What the task requires >> Can you give all the records again without altering a single character?

───── Record list

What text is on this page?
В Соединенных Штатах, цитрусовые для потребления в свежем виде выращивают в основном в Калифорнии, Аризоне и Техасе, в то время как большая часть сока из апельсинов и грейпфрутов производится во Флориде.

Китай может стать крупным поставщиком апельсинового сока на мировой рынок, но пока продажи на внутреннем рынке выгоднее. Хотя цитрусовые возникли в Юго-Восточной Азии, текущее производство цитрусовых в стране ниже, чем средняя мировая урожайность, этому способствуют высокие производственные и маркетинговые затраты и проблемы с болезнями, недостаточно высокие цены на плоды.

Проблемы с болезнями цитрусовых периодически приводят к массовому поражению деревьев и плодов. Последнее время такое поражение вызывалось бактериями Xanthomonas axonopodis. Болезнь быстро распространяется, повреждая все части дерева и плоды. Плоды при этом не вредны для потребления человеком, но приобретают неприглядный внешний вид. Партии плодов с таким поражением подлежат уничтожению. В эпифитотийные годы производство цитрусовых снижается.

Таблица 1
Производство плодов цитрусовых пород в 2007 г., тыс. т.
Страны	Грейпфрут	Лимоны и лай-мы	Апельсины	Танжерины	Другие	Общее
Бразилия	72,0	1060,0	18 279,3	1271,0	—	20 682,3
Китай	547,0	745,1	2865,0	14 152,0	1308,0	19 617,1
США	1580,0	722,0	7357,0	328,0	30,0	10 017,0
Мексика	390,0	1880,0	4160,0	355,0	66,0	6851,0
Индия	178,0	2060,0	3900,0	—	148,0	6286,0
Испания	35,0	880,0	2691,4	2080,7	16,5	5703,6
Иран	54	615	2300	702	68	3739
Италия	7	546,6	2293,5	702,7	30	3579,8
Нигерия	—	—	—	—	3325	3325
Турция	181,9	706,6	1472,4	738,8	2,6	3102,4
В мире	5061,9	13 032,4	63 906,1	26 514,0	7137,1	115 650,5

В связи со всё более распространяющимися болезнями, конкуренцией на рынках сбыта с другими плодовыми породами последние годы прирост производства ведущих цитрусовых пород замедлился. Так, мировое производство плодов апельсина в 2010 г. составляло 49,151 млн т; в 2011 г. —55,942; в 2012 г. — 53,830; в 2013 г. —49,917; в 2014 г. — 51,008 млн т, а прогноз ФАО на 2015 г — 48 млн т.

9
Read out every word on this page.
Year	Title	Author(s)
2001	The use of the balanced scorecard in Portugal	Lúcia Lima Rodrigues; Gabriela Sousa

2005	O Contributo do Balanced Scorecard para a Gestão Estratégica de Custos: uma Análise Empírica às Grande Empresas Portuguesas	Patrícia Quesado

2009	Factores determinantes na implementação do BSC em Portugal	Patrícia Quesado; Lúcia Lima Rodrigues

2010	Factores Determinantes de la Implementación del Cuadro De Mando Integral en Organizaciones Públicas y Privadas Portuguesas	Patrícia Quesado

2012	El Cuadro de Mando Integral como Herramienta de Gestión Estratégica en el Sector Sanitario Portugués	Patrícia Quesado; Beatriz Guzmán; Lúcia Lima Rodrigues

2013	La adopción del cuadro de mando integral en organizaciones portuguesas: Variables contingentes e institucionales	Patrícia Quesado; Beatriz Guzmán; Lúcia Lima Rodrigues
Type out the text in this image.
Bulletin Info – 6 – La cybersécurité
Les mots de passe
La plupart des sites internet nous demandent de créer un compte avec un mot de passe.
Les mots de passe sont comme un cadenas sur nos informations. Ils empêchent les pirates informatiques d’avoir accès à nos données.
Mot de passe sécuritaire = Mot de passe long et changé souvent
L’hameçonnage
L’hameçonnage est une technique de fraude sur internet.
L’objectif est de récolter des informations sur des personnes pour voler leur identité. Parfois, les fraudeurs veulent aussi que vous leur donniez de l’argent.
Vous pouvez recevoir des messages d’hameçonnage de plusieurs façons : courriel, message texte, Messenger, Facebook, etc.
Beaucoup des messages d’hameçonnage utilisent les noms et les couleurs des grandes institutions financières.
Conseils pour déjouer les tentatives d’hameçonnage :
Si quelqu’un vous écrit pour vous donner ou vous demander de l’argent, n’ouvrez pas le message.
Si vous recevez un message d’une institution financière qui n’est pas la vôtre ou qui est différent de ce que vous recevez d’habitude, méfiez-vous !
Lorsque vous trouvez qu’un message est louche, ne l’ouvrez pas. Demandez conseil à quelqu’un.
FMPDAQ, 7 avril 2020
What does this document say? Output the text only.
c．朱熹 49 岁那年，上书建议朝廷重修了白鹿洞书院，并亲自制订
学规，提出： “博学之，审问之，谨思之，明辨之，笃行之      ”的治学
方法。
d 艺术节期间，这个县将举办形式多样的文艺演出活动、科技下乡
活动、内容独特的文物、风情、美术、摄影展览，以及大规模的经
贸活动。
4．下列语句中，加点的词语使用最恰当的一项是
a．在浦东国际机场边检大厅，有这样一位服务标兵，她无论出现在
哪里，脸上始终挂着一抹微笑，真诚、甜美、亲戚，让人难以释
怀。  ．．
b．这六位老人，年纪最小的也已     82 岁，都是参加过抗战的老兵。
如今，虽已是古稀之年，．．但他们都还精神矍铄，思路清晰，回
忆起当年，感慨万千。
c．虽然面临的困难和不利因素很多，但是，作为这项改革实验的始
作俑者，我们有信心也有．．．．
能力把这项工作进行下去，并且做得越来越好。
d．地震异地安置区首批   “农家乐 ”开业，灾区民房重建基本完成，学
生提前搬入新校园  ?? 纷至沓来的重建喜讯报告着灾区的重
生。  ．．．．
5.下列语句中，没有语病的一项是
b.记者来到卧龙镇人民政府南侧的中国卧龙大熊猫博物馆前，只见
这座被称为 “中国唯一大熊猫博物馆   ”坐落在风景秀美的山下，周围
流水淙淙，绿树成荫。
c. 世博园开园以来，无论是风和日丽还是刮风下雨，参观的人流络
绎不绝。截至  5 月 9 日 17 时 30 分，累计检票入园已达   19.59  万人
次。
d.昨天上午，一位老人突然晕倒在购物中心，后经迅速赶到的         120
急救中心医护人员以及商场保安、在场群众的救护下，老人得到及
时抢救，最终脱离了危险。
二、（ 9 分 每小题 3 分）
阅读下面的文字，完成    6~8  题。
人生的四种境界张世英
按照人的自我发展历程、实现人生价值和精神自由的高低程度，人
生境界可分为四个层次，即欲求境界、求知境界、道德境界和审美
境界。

──────────

Exercise answer >>
What text is on this page?
В Соединенных Штатах, цитрусовые для потребления в свежем виде выращивают в основном в Калифорнии, Аризоне и Техасе, в то время как большая часть сока из апельсинов и грейпфрутов производится во Флориде.

Китай может стать крупным поставщиком апельсинового сока на мировой рынок, но пока продажи на внутреннем рынке выгоднее. Хотя цитрусовые возникли в Юго-Восточной Азии, текущее производство цитрусовых в стране ниже, чем средняя мировая урожайность, этому способствуют высокие производственные и маркетинговые затраты и проблемы с болезнями, недостаточно высокие цены на плоды.

Проблемы с болезнями цитрусовых периодически приводят к массовому поражению деревьев и плодов. Последнее время такое поражение вызывалось бактериями Xanthomonas axonopodis. Болезнь быстро распространяется, повреждая все части дерева и плоды. Плоды при этом не вредны для потребления человеком, но приобретают неприглядный внешний вид. Партии плодов с таким поражением подлежат уничтожению. В эпифитотийные годы производство цитрусовых снижается.

Таблица 1
Производство плодов цитрусовых пород в 2007 г., тыс. т.
Страны	Грейпфрут	Лимоны и лай-мы	Апельсины	Танжерины	Другие	Общее
Бразилия	72,0	1060,0	18 279,3	1271,0	—	20 682,3
Китай	547,0	745,1	2865,0	14 152,0	1308,0	19 617,1
США	1580,0	722,0	7357,0	328,0	30,0	10 017,0
Мексика	390,0	1880,0	4160,0	355,0	66,0	6851,0
Индия	178,0	2060,0	3900,0	—	148,0	6286,0
Испания	35,0	880,0	2691,4	2080,7	16,5	5703,6
Иран	54	615	2300	702	68	3739
Италия	7	546,6	2293,5	702,7	30	3579,8
Нигерия	—	—	—	—	3325	3325
Турция	181,9	706,6	1472,4	738,8	2,6	3102,4
В мире	5061,9	13 032,4	63 906,1	26 514,0	7137,1	115 650,5

В связи со всё более распространяющимися болезнями, конкуренцией на рынках сбыта с другими плодовыми породами последние годы прирост производства ведущих цитрусовых пород замедлился. Так, мировое производство плодов апельсина в 2010 г. составляло 49,151 млн т; в 2011 г. —55,942; в 2012 г. — 53,830; в 2013 г. —49,917; в 2014 г. — 51,008 млн т, а прогноз ФАО на 2015 г — 48 млн т.

9
Read out every word on this page.
Year	Title	Author(s)
2001	The use of the balanced scorecard in Portugal	Lúcia Lima Rodrigues; Gabriela Sousa

2005	O Contributo do Balanced Scorecard para a Gestão Estratégica de Custos: uma Análise Empírica às Grande Empresas Portuguesas	Patrícia Quesado

2009	Factores determinantes na implementação do BSC em Portugal	Patrícia Quesado; Lúcia Lima Rodrigues

2010	Factores Determinantes de la Implementación del Cuadro De Mando Integral en Organizaciones Públicas y Privadas Portuguesas	Patrícia Quesado

2012	El Cuadro de Mando Integral como Herramienta de Gestión Estratégica en el Sector Sanitario Portugués	Patrícia Quesado; Beatriz Guzmán; Lúcia Lima Rodrigues

2013	La adopción del cuadro de mando integral en organizaciones portuguesas: Variables contingentes e institucionales	Patrícia Quesado; Beatriz Guzmán; Lúcia Lima Rodrigues
Type out the text in this image.
Bulletin Info – 6 – La cybersécurité
Les mots de passe
La plupart des sites internet nous demandent de créer un compte avec un mot de passe.
Les mots de passe sont comme un cadenas sur nos informations. Ils empêchent les pirates informatiques d’avoir accès à nos données.
Mot de passe sécuritaire = Mot de passe long et changé souvent
L’hameçonnage
L’hameçonnage est une technique de fraude sur internet.
L’objectif est de récolter des informations sur des personnes pour voler leur identité. Parfois, les fraudeurs veulent aussi que vous leur donniez de l’argent.
Vous pouvez recevoir des messages d’hameçonnage de plusieurs façons : courriel, message texte, Messenger, Facebook, etc.
Beaucoup des messages d’hameçonnage utilisent les noms et les couleurs des grandes institutions financières.
Conseils pour déjouer les tentatives d’hameçonnage :
Si quelqu’un vous écrit pour vous donner ou vous demander de l’argent, n’ouvrez pas le message.
Si vous recevez un message d’une institution financière qui n’est pas la vôtre ou qui est différent de ce que vous recevez d’habitude, méfiez-vous !
Lorsque vous trouvez qu’un message est louche, ne l’ouvrez pas. Demandez conseil à quelqu’un.
FMPDAQ, 7 avril 2020
What does this document say? Output the text only.
c．朱熹 49 岁那年，上书建议朝廷重修了白鹿洞书院，并亲自制订
学规，提出： “博学之，审问之，谨思之，明辨之，笃行之      ”的治学
方法。
d 艺术节期间，这个县将举办形式多样的文艺演出活动、科技下乡
活动、内容独特的文物、风情、美术、摄影展览，以及大规模的经
贸活动。
4．下列语句中，加点的词语使用最恰当的一项是
a．在浦东国际机场边检大厅，有这样一位服务标兵，她无论出现在
哪里，脸上始终挂着一抹微笑，真诚、甜美、亲戚，让人难以释
怀。  ．．
b．这六位老人，年纪最小的也已     82 岁，都是参加过抗战的老兵。
如今，虽已是古稀之年，．．但他们都还精神矍铄，思路清晰，回
忆起当年，感慨万千。
c．虽然面临的困难和不利因素很多，但是，作为这项改革实验的始
作俑者，我们有信心也有．．．．
能力把这项工作进行下去，并且做得越来越好。
d．地震异地安置区首批   “农家乐 ”开业，灾区民房重建基本完成，学
生提前搬入新校园  ?? 纷至沓来的重建喜讯报告着灾区的重
生。  ．．．．
5.下列语句中，没有语病的一项是
b.记者来到卧龙镇人民政府南侧的中国卧龙大熊猫博物馆前，只见
这座被称为 “中国唯一大熊猫博物馆   ”坐落在风景秀美的山下，周围
流水淙淙，绿树成荫。
c. 世博园开园以来，无论是风和日丽还是刮风下雨，参观的人流络
绎不绝。截至  5 月 9 日 17 时 30 分，累计检票入园已达   19.59  万人
次。
d.昨天上午，一位老人突然晕倒在购物中心，后经迅速赶到的         120
急救中心医护人员以及商场保安、在场群众的救护下，老人得到及
时抢救，最终脱离了危险。
二、（ 9 分 每小题 3 分）
阅读下面的文字，完成    6~8  题。
人生的四种境界张世英
按照人的自我发展历程、实现人生价值和精神自由的高低程度，人
生境界可分为四个层次，即欲求境界、求知境界、道德境界和审美
境界。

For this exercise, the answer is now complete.